Task details :: All of the data needs to be repeated exactly.

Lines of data

--

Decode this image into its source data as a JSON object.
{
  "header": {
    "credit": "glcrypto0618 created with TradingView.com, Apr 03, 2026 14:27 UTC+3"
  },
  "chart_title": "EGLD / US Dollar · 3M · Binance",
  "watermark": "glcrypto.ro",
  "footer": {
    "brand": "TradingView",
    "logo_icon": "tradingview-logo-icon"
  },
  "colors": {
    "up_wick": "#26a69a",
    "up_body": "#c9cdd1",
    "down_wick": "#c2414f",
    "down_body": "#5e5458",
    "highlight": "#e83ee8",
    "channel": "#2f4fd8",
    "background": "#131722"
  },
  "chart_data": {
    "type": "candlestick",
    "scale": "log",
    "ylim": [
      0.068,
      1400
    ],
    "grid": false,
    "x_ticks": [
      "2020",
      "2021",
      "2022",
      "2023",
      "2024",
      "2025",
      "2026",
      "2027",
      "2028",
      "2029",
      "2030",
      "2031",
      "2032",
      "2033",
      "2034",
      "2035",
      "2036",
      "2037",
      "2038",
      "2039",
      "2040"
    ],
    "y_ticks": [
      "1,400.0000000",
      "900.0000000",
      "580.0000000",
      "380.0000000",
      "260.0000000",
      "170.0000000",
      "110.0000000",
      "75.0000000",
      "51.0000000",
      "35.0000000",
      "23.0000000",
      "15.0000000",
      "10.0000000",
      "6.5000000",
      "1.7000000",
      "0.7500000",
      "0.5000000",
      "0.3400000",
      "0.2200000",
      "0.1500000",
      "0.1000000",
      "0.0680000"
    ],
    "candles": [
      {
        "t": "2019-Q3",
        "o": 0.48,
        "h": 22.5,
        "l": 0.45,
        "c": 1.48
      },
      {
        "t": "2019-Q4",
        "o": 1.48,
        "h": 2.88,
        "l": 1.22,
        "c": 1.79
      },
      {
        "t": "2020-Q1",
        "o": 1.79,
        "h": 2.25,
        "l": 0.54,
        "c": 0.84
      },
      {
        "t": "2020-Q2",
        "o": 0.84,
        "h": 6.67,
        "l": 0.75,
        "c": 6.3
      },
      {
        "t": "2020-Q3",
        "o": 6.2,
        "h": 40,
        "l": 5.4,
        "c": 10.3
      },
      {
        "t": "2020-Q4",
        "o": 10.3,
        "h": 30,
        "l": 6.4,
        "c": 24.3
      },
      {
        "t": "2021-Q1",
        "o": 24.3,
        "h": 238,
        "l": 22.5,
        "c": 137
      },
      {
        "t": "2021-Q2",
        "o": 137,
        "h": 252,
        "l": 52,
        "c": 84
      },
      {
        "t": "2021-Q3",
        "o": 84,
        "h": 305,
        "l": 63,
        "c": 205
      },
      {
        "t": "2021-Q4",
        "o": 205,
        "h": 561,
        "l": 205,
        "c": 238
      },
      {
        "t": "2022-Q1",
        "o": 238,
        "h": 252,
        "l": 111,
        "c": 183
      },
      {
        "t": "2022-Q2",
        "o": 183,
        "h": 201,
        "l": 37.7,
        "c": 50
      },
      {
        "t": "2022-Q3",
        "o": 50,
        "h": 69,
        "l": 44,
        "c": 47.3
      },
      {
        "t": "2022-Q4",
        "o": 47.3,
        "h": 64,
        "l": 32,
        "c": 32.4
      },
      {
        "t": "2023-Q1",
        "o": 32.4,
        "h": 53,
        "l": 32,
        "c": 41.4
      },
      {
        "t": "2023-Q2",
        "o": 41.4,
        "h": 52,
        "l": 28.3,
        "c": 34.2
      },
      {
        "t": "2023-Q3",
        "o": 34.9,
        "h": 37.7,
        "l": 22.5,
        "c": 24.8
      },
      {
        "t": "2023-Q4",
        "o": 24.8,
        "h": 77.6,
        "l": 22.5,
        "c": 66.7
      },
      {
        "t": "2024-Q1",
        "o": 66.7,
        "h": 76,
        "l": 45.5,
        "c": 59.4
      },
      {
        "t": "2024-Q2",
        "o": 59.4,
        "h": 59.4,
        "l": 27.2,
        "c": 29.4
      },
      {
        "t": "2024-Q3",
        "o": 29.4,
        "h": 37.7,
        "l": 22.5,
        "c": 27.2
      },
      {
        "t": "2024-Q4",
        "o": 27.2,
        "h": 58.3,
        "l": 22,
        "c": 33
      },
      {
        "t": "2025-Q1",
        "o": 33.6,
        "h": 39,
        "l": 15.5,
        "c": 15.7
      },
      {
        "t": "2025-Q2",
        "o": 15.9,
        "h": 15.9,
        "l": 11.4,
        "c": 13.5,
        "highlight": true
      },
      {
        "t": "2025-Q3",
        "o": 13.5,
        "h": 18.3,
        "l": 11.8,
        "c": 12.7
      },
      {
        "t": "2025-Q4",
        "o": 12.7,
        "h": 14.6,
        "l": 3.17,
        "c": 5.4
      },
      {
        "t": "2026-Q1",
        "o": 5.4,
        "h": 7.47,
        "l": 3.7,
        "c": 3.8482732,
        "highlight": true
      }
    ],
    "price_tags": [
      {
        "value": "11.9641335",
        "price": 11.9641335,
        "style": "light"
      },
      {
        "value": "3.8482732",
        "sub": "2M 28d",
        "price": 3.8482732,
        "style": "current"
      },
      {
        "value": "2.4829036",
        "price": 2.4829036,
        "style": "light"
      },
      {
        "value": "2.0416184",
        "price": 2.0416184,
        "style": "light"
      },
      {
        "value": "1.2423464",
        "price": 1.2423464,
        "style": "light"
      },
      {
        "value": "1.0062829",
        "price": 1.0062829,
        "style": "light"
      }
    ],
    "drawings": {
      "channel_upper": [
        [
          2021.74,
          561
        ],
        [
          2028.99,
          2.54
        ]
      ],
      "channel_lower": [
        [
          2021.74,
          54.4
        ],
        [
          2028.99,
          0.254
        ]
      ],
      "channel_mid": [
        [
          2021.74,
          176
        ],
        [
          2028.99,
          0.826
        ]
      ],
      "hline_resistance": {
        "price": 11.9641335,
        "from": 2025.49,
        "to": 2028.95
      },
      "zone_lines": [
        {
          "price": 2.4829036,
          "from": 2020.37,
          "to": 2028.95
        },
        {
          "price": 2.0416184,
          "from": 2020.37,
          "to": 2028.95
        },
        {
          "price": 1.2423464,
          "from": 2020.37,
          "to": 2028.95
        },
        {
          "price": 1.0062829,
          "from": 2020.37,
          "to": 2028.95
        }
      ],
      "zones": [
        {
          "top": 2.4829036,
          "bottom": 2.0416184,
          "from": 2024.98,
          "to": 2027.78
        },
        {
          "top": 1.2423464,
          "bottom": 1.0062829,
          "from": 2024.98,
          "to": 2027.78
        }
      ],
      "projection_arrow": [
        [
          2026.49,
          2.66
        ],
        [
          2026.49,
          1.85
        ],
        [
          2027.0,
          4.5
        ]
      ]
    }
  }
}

--

Expected answer ::
Decode this image into its source data as a JSON object.
{
  "header": {
    "credit": "glcrypto0618 created with TradingView.com, Apr 03, 2026 14:27 UTC+3"
  },
  "chart_title": "EGLD / US Dollar · 3M · Binance",
  "watermark": "glcrypto.ro",
  "footer": {
    "brand": "TradingView",
    "logo_icon": "tradingview-logo-icon"
  },
  "colors": {
    "up_wick": "#26a69a",
    "up_body": "#c9cdd1",
    "down_wick": "#c2414f",
    "down_body": "#5e5458",
    "highlight": "#e83ee8",
    "channel": "#2f4fd8",
    "background": "#131722"
  },
  "chart_data": {
    "type": "candlestick",
    "scale": "log",
    "ylim": [
      0.068,
      1400
    ],
    "grid": false,
    "x_ticks": [
      "2020",
      "2021",
      "2022",
      "2023",
      "2024",
      "2025",
      "2026",
      "2027",
      "2028",
      "2029",
      "2030",
      "2031",
      "2032",
      "2033",
      "2034",
      "2035",
      "2036",
      "2037",
      "2038",
      "2039",
      "2040"
    ],
    "y_ticks": [
      "1,400.0000000",
      "900.0000000",
      "580.0000000",
      "380.0000000",
      "260.0000000",
      "170.0000000",
      "110.0000000",
      "75.0000000",
      "51.0000000",
      "35.0000000",
      "23.0000000",
      "15.0000000",
      "10.0000000",
      "6.5000000",
      "1.7000000",
      "0.7500000",
      "0.5000000",
      "0.3400000",
      "0.2200000",
      "0.1500000",
      "0.1000000",
      "0.0680000"
    ],
    "candles": [
      {
        "t": "2019-Q3",
        "o": 0.48,
        "h": 22.5,
        "l": 0.45,
        "c": 1.48
      },
      {
        "t": "2019-Q4",
        "o": 1.48,
        "h": 2.88,
        "l": 1.22,
        "c": 1.79
      },
      {
        "t": "2020-Q1",
        "o": 1.79,
        "h": 2.25,
        "l": 0.54,
        "c": 0.84
      },
      {
        "t": "2020-Q2",
        "o": 0.84,
        "h": 6.67,
        "l": 0.75,
        "c": 6.3
      },
      {
        "t": "2020-Q3",
        "o": 6.2,
        "h": 40,
        "l": 5.4,
        "c": 10.3
      },
      {
        "t": "2020-Q4",
        "o": 10.3,
        "h": 30,
        "l": 6.4,
        "c": 24.3
      },
      {
        "t": "2021-Q1",
        "o": 24.3,
        "h": 238,
        "l": 22.5,
        "c": 137
      },
      {
        "t": "2021-Q2",
        "o": 137,
        "h": 252,
        "l": 52,
        "c": 84
      },
      {
        "t": "2021-Q3",
        "o": 84,
        "h": 305,
        "l": 63,
        "c": 205
      },
      {
        "t": "2021-Q4",
        "o": 205,
        "h": 561,
        "l": 205,
        "c": 238
      },
      {
        "t": "2022-Q1",
        "o": 238,
        "h": 252,
        "l": 111,
        "c": 183
      },
      {
        "t": "2022-Q2",
        "o": 183,
        "h": 201,
        "l": 37.7,
        "c": 50
      },
      {
        "t": "2022-Q3",
        "o": 50,
        "h": 69,
        "l": 44,
        "c": 47.3
      },
      {
        "t": "2022-Q4",
        "o": 47.3,
        "h": 64,
        "l": 32,
        "c": 32.4
      },
      {
        "t": "2023-Q1",
        "o": 32.4,
        "h": 53,
        "l": 32,
        "c": 41.4
      },
      {
        "t": "2023-Q2",
        "o": 41.4,
        "h": 52,
        "l": 28.3,
        "c": 34.2
      },
      {
        "t": "2023-Q3",
        "o": 34.9,
        "h": 37.7,
        "l": 22.5,
        "c": 24.8
      },
      {
        "t": "2023-Q4",
        "o": 24.8,
        "h": 77.6,
        "l": 22.5,
        "c": 66.7
      },
      {
        "t": "2024-Q1",
        "o": 66.7,
        "h": 76,
        "l": 45.5,
        "c": 59.4
      },
      {
        "t": "2024-Q2",
        "o": 59.4,
        "h": 59.4,
        "l": 27.2,
        "c": 29.4
      },
      {
        "t": "2024-Q3",
        "o": 29.4,
        "h": 37.7,
        "l": 22.5,
        "c": 27.2
      },
      {
        "t": "2024-Q4",
        "o": 27.2,
        "h": 58.3,
        "l": 22,
        "c": 33
      },
      {
        "t": "2025-Q1",
        "o": 33.6,
        "h": 39,
        "l": 15.5,
        "c": 15.7
      },
      {
        "t": "2025-Q2",
        "o": 15.9,
        "h": 15.9,
        "l": 11.4,
        "c": 13.5,
        "highlight": true
      },
      {
        "t": "2025-Q3",
        "o": 13.5,
        "h": 18.3,
        "l": 11.8,
        "c": 12.7
      },
      {
        "t": "2025-Q4",
        "o": 12.7,
        "h": 14.6,
        "l": 3.17,
        "c": 5.4
      },
      {
        "t": "2026-Q1",
        "o": 5.4,
        "h": 7.47,
        "l": 3.7,
        "c": 3.8482732,
        "highlight": true
      }
    ],
    "price_tags": [
      {
        "value": "11.9641335",
        "price": 11.9641335,
        "style": "light"
      },
      {
        "value": "3.8482732",
        "sub": "2M 28d",
        "price": 3.8482732,
        "style": "current"
      },
      {
        "value": "2.4829036",
        "price": 2.4829036,
        "style": "light"
      },
      {
        "value": "2.0416184",
        "price": 2.0416184,
        "style": "light"
      },
      {
        "value": "1.2423464",
        "price": 1.2423464,
        "style": "light"
      },
      {
        "value": "1.0062829",
        "price": 1.0062829,
        "style": "light"
      }
    ],
    "drawings": {
      "channel_upper": [
        [
          2021.74,
          561
        ],
        [
          2028.99,
          2.54
        ]
      ],
      "channel_lower": [
        [
          2021.74,
          54.4
        ],
        [
          2028.99,
          0.254
        ]
      ],
      "channel_mid": [
        [
          2021.74,
          176
        ],
        [
          2028.99,
          0.826
        ]
      ],
      "hline_resistance": {
        "price": 11.9641335,
        "from": 2025.49,
        "to": 2028.95
      },
      "zone_lines": [
        {
          "price": 2.4829036,
          "from": 2020.37,
          "to": 2028.95
        },
        {
          "price": 2.0416184,
          "from": 2020.37,
          "to": 2028.95
        },
        {
          "price": 1.2423464,
          "from": 2020.37,
          "to": 2028.95
        },
        {
          "price": 1.0062829,
          "from": 2020.37,
          "to": 2028.95
        }
      ],
      "zones": [
        {
          "top": 2.4829036,
          "bottom": 2.0416184,
          "from": 2024.98,
          "to": 2027.78
        },
        {
          "top": 1.2423464,
          "bottom": 1.0062829,
          "from": 2024.98,
          "to": 2027.78
        }
      ],
      "projection_arrow": [
        [
          2026.49,
          2.66
        ],
        [
          2026.49,
          1.85
        ],
        [
          2027.0,
          4.5
        ]
      ]
    }
  }
}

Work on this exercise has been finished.